# DATA TO USE:
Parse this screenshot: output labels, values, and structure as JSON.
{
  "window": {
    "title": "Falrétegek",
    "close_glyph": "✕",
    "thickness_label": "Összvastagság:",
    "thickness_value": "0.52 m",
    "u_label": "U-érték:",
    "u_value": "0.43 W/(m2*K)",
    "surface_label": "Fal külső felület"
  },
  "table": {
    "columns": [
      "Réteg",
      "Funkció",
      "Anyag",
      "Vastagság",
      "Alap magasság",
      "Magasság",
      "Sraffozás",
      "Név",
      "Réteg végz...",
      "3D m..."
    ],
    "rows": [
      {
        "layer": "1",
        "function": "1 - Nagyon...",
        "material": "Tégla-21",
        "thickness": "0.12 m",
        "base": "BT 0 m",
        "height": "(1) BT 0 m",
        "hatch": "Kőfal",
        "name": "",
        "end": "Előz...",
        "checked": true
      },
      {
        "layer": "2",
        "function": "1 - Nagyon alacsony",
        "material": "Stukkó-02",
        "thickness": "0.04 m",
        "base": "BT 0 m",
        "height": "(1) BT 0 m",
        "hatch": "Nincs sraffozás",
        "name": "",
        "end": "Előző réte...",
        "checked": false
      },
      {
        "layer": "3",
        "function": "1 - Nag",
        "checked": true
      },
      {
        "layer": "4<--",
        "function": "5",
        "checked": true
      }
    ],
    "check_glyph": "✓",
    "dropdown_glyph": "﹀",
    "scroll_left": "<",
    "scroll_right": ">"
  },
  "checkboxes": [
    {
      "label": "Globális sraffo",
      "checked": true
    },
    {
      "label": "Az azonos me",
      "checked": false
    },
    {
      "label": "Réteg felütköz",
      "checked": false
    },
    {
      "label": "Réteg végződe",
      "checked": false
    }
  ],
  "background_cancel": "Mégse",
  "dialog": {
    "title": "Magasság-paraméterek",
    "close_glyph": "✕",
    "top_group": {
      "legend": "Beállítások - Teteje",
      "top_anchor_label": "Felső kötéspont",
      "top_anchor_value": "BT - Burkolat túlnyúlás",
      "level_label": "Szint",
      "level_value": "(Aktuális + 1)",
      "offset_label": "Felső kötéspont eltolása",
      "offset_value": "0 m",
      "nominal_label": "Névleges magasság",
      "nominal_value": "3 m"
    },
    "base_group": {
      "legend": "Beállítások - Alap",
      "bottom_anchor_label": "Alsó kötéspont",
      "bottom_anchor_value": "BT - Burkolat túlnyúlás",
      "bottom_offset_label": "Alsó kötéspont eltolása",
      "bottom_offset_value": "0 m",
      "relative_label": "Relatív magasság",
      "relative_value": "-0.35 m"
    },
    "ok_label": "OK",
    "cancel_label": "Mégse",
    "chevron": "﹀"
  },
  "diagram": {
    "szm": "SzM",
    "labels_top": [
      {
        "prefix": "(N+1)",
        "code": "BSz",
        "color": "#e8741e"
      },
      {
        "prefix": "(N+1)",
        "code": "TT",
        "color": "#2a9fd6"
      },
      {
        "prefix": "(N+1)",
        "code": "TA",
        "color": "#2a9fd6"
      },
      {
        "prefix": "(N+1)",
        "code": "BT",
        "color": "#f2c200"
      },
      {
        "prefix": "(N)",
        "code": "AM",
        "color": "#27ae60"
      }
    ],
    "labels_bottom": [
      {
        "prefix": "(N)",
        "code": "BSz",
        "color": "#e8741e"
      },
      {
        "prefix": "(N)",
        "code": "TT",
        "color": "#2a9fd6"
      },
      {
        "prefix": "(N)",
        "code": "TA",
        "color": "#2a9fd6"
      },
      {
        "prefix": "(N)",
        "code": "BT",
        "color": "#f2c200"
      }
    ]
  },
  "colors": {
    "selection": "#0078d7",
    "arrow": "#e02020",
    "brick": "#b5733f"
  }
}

# WORK TO BE COMPLETED:
Show all lines from the records above where the word "Mégse" occurs.

# THE REPLY:
  "background_cancel": "Mégse",
    "cancel_label": "Mégse",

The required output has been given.